Collected data entries
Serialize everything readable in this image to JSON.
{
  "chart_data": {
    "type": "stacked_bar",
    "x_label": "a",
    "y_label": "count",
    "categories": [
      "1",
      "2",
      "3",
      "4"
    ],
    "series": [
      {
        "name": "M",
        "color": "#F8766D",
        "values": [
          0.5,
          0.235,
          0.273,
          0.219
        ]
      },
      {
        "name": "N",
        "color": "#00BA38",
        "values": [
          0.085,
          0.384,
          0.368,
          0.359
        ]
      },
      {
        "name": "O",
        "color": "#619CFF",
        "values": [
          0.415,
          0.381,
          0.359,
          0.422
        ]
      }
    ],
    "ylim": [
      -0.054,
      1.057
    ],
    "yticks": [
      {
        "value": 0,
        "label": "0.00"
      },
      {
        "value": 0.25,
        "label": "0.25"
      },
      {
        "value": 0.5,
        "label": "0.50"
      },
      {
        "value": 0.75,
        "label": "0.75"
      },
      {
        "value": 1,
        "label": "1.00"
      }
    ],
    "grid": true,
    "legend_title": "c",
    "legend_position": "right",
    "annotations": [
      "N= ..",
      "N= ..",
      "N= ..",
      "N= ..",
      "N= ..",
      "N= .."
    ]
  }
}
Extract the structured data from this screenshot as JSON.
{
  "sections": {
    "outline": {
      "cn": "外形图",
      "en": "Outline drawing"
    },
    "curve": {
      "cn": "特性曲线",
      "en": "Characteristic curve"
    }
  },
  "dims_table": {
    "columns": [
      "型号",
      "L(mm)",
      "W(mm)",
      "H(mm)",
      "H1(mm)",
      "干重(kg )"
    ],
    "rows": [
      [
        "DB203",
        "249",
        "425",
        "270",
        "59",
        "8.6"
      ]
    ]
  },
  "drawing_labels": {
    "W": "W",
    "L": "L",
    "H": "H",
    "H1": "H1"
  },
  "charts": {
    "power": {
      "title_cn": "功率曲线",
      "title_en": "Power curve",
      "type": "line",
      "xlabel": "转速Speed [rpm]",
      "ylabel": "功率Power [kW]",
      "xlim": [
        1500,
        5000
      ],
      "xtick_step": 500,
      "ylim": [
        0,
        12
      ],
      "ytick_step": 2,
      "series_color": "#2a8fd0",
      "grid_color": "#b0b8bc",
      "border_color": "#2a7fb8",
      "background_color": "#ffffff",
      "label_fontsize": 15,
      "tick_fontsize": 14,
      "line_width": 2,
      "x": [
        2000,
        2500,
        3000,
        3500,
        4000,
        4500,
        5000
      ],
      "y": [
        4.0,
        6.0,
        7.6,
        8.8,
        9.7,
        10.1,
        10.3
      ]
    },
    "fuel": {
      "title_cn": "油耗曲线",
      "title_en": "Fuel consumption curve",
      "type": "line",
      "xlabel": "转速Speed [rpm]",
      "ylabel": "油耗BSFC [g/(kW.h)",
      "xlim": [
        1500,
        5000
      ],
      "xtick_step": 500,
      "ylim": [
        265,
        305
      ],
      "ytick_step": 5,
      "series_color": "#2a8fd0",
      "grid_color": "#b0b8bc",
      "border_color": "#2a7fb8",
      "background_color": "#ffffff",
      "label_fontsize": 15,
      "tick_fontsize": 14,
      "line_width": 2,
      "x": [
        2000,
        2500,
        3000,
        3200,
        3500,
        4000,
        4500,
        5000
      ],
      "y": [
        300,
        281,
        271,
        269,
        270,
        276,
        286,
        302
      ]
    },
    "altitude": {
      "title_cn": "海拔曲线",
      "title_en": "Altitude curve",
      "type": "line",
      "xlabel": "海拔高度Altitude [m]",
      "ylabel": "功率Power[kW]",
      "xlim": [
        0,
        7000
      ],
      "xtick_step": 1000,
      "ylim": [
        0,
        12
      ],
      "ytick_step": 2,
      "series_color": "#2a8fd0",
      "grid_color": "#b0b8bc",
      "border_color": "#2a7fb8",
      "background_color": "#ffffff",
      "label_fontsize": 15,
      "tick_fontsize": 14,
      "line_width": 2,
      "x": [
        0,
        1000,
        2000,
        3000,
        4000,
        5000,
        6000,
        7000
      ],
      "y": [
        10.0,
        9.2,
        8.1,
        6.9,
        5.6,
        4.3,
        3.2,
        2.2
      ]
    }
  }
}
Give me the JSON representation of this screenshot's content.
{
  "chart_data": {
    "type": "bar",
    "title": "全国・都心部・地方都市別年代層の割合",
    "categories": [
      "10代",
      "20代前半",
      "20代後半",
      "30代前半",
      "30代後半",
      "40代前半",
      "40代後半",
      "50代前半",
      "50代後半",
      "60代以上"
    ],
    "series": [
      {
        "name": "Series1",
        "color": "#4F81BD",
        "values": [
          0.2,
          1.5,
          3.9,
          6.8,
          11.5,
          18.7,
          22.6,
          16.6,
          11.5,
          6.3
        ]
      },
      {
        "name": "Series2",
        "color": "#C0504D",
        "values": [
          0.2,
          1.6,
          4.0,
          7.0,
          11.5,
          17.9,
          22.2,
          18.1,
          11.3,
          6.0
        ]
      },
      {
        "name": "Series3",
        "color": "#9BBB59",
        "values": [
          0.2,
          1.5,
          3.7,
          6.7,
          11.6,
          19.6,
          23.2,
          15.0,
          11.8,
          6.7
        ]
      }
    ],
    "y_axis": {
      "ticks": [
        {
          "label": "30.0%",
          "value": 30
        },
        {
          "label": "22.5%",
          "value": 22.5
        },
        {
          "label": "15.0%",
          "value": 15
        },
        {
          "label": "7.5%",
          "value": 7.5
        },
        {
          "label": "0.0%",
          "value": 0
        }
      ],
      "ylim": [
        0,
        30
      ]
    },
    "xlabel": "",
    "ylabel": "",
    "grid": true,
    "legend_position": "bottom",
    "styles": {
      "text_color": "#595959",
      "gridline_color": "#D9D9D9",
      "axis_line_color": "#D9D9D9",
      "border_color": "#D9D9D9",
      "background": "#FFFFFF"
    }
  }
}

Task statement: Retype the entries one by one, exactly.

Task result:
Serialize everything readable in this image to JSON.
{
  "chart_data": {
    "type": "stacked_bar",
    "x_label": "a",
    "y_label": "count",
    "categories": [
      "1",
      "2",
      "3",
      "4"
    ],
    "series": [
      {
        "name": "M",
        "color": "#F8766D",
        "values": [
          0.5,
          0.235,
          0.273,
          0.219
        ]
      },
      {
        "name": "N",
        "color": "#00BA38",
        "values": [
          0.085,
          0.384,
          0.368,
          0.359
        ]
      },
      {
        "name": "O",
        "color": "#619CFF",
        "values": [
          0.415,
          0.381,
          0.359,
          0.422
        ]
      }
    ],
    "ylim": [
      -0.054,
      1.057
    ],
    "yticks": [
      {
        "value": 0,
        "label": "0.00"
      },
      {
        "value": 0.25,
        "label": "0.25"
      },
      {
        "value": 0.5,
        "label": "0.50"
      },
      {
        "value": 0.75,
        "label": "0.75"
      },
      {
        "value": 1,
        "label": "1.00"
      }
    ],
    "grid": true,
    "legend_title": "c",
    "legend_position": "right",
    "annotations": [
      "N= ..",
      "N= ..",
      "N= ..",
      "N= ..",
      "N= ..",
      "N= .."
    ]
  }
}
Extract the structured data from this screenshot as JSON.
{
  "sections": {
    "outline": {
      "cn": "外形图",
      "en": "Outline drawing"
    },
    "curve": {
      "cn": "特性曲线",
      "en": "Characteristic curve"
    }
  },
  "dims_table": {
    "columns": [
      "型号",
      "L(mm)",
      "W(mm)",
      "H(mm)",
      "H1(mm)",
      "干重(kg )"
    ],
    "rows": [
      [
        "DB203",
        "249",
        "425",
        "270",
        "59",
        "8.6"
      ]
    ]
  },
  "drawing_labels": {
    "W": "W",
    "L": "L",
    "H": "H",
    "H1": "H1"
  },
  "charts": {
    "power": {
      "title_cn": "功率曲线",
      "title_en": "Power curve",
      "type": "line",
      "xlabel": "转速Speed [rpm]",
      "ylabel": "功率Power [kW]",
      "xlim": [
        1500,
        5000
      ],
      "xtick_step": 500,
      "ylim": [
        0,
        12
      ],
      "ytick_step": 2,
      "series_color": "#2a8fd0",
      "grid_color": "#b0b8bc",
      "border_color": "#2a7fb8",
      "background_color": "#ffffff",
      "label_fontsize": 15,
      "tick_fontsize": 14,
      "line_width": 2,
      "x": [
        2000,
        2500,
        3000,
        3500,
        4000,
        4500,
        5000
      ],
      "y": [
        4.0,
        6.0,
        7.6,
        8.8,
        9.7,
        10.1,
        10.3
      ]
    },
    "fuel": {
      "title_cn": "油耗曲线",
      "title_en": "Fuel consumption curve",
      "type": "line",
      "xlabel": "转速Speed [rpm]",
      "ylabel": "油耗BSFC [g/(kW.h)",
      "xlim": [
        1500,
        5000
      ],
      "xtick_step": 500,
      "ylim": [
        265,
        305
      ],
      "ytick_step": 5,
      "series_color": "#2a8fd0",
      "grid_color": "#b0b8bc",
      "border_color": "#2a7fb8",
      "background_color": "#ffffff",
      "label_fontsize": 15,
      "tick_fontsize": 14,
      "line_width": 2,
      "x": [
        2000,
        2500,
        3000,
        3200,
        3500,
        4000,
        4500,
        5000
      ],
      "y": [
        300,
        281,
        271,
        269,
        270,
        276,
        286,
        302
      ]
    },
    "altitude": {
      "title_cn": "海拔曲线",
      "title_en": "Altitude curve",
      "type": "line",
      "xlabel": "海拔高度Altitude [m]",
      "ylabel": "功率Power[kW]",
      "xlim": [
        0,
        7000
      ],
      "xtick_step": 1000,
      "ylim": [
        0,
        12
      ],
      "ytick_step": 2,
      "series_color": "#2a8fd0",
      "grid_color": "#b0b8bc",
      "border_color": "#2a7fb8",
      "background_color": "#ffffff",
      "label_fontsize": 15,
      "tick_fontsize": 14,
      "line_width": 2,
      "x": [
        0,
        1000,
        2000,
        3000,
        4000,
        5000,
        6000,
        7000
      ],
      "y": [
        10.0,
        9.2,
        8.1,
        6.9,
        5.6,
        4.3,
        3.2,
        2.2
      ]
    }
  }
}
Give me the JSON representation of this screenshot's content.
{
  "chart_data": {
    "type": "bar",
    "title": "全国・都心部・地方都市別年代層の割合",
    "categories": [
      "10代",
      "20代前半",
      "20代後半",
      "30代前半",
      "30代後半",
      "40代前半",
      "40代後半",
      "50代前半",
      "50代後半",
      "60代以上"
    ],
    "series": [
      {
        "name": "Series1",
        "color": "#4F81BD",
        "values": [
          0.2,
          1.5,
          3.9,
          6.8,
          11.5,
          18.7,
          22.6,
          16.6,
          11.5,
          6.3
        ]
      },
      {
        "name": "Series2",
        "color": "#C0504D",
        "values": [
          0.2,
          1.6,
          4.0,
          7.0,
          11.5,
          17.9,
          22.2,
          18.1,
          11.3,
          6.0
        ]
      },
      {
        "name": "Series3",
        "color": "#9BBB59",
        "values": [
          0.2,
          1.5,
          3.7,
          6.7,
          11.6,
          19.6,
          23.2,
          15.0,
          11.8,
          6.7
        ]
      }
    ],
    "y_axis": {
      "ticks": [
        {
          "label": "30.0%",
          "value": 30
        },
        {
          "label": "22.5%",
          "value": 22.5
        },
        {
          "label": "15.0%",
          "value": 15
        },
        {
          "label": "7.5%",
          "value": 7.5
        },
        {
          "label": "0.0%",
          "value": 0
        }
      ],
      "ylim": [
        0,
        30
      ]
    },
    "xlabel": "",
    "ylabel": "",
    "grid": true,
    "legend_position": "bottom",
    "styles": {
      "text_color": "#595959",
      "gridline_color": "#D9D9D9",
      "axis_line_color": "#D9D9D9",
      "border_color": "#D9D9D9",
      "background": "#FFFFFF"
    }
  }
}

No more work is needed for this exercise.